● LISTED ENTRIES:

┄┄┄┄┄┄

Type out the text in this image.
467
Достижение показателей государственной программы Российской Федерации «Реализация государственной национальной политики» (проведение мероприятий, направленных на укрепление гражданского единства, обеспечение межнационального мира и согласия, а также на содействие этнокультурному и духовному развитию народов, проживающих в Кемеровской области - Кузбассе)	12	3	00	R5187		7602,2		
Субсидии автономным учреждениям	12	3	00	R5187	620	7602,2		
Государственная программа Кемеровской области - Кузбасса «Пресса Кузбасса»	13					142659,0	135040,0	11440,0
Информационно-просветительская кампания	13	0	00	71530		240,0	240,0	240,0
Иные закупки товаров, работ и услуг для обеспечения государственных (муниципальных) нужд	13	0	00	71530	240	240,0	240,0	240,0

┄┄┄┄┄┄

Retype all of the material, keeping each line exact.

Type out the text in this image.
467
Достижение показателей государственной программы Российской Федерации «Реализация государственной национальной политики» (проведение мероприятий, направленных на укрепление гражданского единства, обеспечение межнационального мира и согласия, а также на содействие этнокультурному и духовному развитию народов, проживающих в Кемеровской области - Кузбассе)	12	3	00	R5187		7602,2		
Субсидии автономным учреждениям	12	3	00	R5187	620	7602,2		
Государственная программа Кемеровской области - Кузбасса «Пресса Кузбасса»	13					142659,0	135040,0	11440,0
Информационно-просветительская кампания	13	0	00	71530		240,0	240,0	240,0
Иные закупки товаров, работ и услуг для обеспечения государственных (муниципальных) нужд	13	0	00	71530	240	240,0	240,0	240,0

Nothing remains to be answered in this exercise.